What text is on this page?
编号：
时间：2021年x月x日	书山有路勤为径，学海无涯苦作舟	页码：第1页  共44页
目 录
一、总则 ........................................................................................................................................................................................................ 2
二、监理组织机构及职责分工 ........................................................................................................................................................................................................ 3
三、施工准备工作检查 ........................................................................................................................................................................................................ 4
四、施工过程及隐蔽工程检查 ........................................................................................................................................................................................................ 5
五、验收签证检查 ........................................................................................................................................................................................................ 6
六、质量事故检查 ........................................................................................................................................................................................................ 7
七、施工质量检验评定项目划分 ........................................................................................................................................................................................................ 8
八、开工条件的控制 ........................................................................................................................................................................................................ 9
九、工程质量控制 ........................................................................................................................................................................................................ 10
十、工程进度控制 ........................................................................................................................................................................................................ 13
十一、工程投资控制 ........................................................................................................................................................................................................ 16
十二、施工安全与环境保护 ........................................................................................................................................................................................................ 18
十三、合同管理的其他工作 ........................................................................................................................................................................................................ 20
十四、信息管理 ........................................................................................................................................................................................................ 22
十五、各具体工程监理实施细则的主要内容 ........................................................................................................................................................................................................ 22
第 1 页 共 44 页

[Goal] Repeat each record exactly. Omit nothing.

[Finished answer]
What text is on this page?
编号：
时间：2021年x月x日	书山有路勤为径，学海无涯苦作舟	页码：第1页  共44页
目 录
一、总则 ........................................................................................................................................................................................................ 2
二、监理组织机构及职责分工 ........................................................................................................................................................................................................ 3
三、施工准备工作检查 ........................................................................................................................................................................................................ 4
四、施工过程及隐蔽工程检查 ........................................................................................................................................................................................................ 5
五、验收签证检查 ........................................................................................................................................................................................................ 6
六、质量事故检查 ........................................................................................................................................................................................................ 7
七、施工质量检验评定项目划分 ........................................................................................................................................................................................................ 8
八、开工条件的控制 ........................................................................................................................................................................................................ 9
九、工程质量控制 ........................................................................................................................................................................................................ 10
十、工程进度控制 ........................................................................................................................................................................................................ 13
十一、工程投资控制 ........................................................................................................................................................................................................ 16
十二、施工安全与环境保护 ........................................................................................................................................................................................................ 18
十三、合同管理的其他工作 ........................................................................................................................................................................................................ 20
十四、信息管理 ........................................................................................................................................................................................................ 22
十五、各具体工程监理实施细则的主要内容 ........................................................................................................................................................................................................ 22
第 1 页 共 44 页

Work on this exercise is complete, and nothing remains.